Leaving the pictures aside, transcribe every line below exactly.

[Source records]
>> START
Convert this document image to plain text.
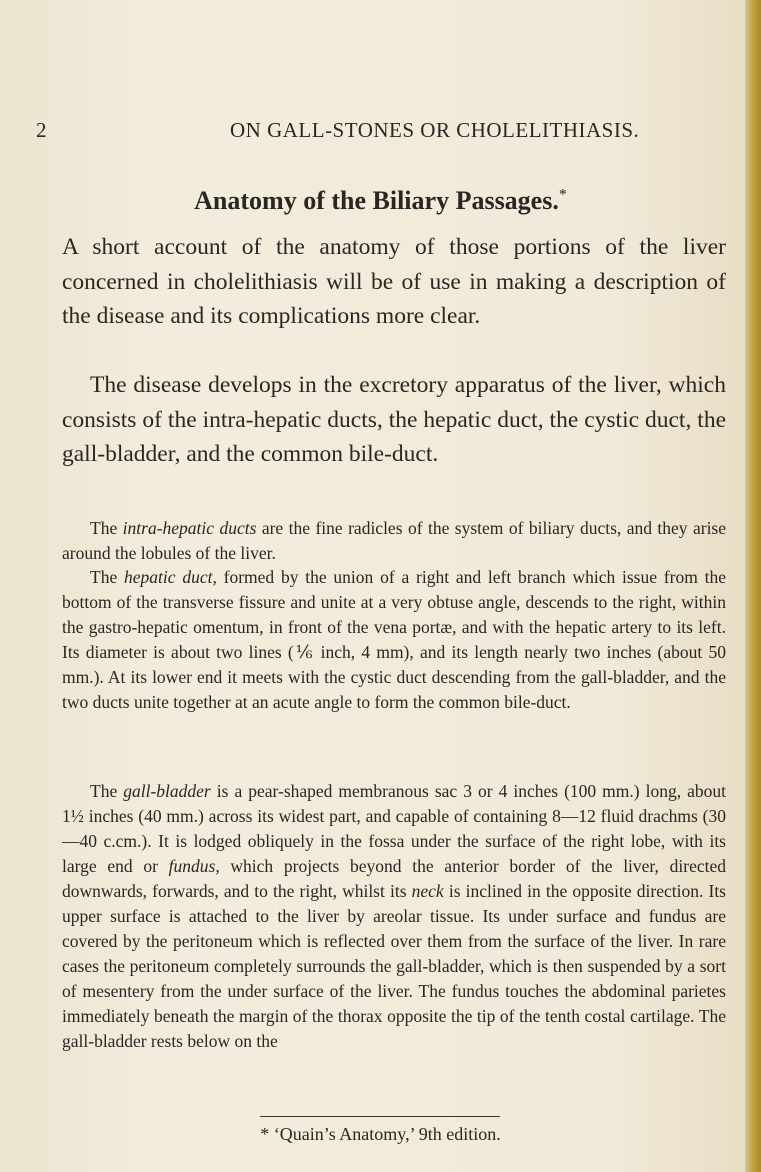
2	ON GALL-STONES OR CHOLELITHIASIS.
Anatomy of the Biliary Passages.*

A short account of the anatomy of those portions of the liver concerned in cholelithiasis will be of use in making a description of the disease and its complications more clear.

The disease develops in the excretory apparatus of the liver, which consists of the intra-hepatic ducts, the hepatic duct, the cystic duct, the gall-bladder, and the common bile-duct.

The intra-hepatic ducts are the fine radicles of the system of biliary ducts, and they arise around the lobules of the liver.

The hepatic duct, formed by the union of a right and left branch which issue from the bottom of the transverse fissure and unite at a very obtuse angle, descends to the right, within the gastro-hepatic omentum, in front of the vena portæ, and with the hepatic artery to its left. Its diameter is about two lines (⅙ inch, 4 mm), and its length nearly two inches (about 50 mm.). At its lower end it meets with the cystic duct descending from the gall-bladder, and the two ducts unite together at an acute angle to form the common bile-duct.

The gall-bladder is a pear-shaped membranous sac 3 or 4 inches (100 mm.) long, about 1½ inches (40 mm.) across its widest part, and capable of containing 8—12 fluid drachms (30—40 c.cm.). It is lodged obliquely in the fossa under the surface of the right lobe, with its large end or fundus, which projects beyond the anterior border of the liver, directed downwards, forwards, and to the right, whilst its neck is inclined in the opposite direction. Its upper surface is attached to the liver by areolar tissue. Its under surface and fundus are covered by the peritoneum which is reflected over them from the surface of the liver. In rare cases the peritoneum completely surrounds the gall-bladder, which is then suspended by a sort of mesentery from the under surface of the liver. The fundus touches the abdominal parietes immediately beneath the margin of the thorax opposite the tip of the tenth costal cartilage. The gall-bladder rests below on the

* ‘Quain’s Anatomy,’ 9th edition.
>> END
Response for this exercise
Convert this document image to plain text.
2	ON GALL-STONES OR CHOLELITHIASIS.
Anatomy of the Biliary Passages.*

A short account of the anatomy of those portions of the liver concerned in cholelithiasis will be of use in making a description of the disease and its complications more clear.

The disease develops in the excretory apparatus of the liver, which consists of the intra-hepatic ducts, the hepatic duct, the cystic duct, the gall-bladder, and the common bile-duct.

The intra-hepatic ducts are the fine radicles of the system of biliary ducts, and they arise around the lobules of the liver.

The hepatic duct, formed by the union of a right and left branch which issue from the bottom of the transverse fissure and unite at a very obtuse angle, descends to the right, within the gastro-hepatic omentum, in front of the vena portæ, and with the hepatic artery to its left. Its diameter is about two lines (⅙ inch, 4 mm), and its length nearly two inches (about 50 mm.). At its lower end it meets with the cystic duct descending from the gall-bladder, and the two ducts unite together at an acute angle to form the common bile-duct.

The gall-bladder is a pear-shaped membranous sac 3 or 4 inches (100 mm.) long, about 1½ inches (40 mm.) across its widest part, and capable of containing 8—12 fluid drachms (30—40 c.cm.). It is lodged obliquely in the fossa under the surface of the right lobe, with its large end or fundus, which projects beyond the anterior border of the liver, directed downwards, forwards, and to the right, whilst its neck is inclined in the opposite direction. Its upper surface is attached to the liver by areolar tissue. Its under surface and fundus are covered by the peritoneum which is reflected over them from the surface of the liver. In rare cases the peritoneum completely surrounds the gall-bladder, which is then suspended by a sort of mesentery from the under surface of the liver. The fundus touches the abdominal parietes immediately beneath the margin of the thorax opposite the tip of the tenth costal cartilage. The gall-bladder rests below on the

* ‘Quain’s Anatomy,’ 9th edition.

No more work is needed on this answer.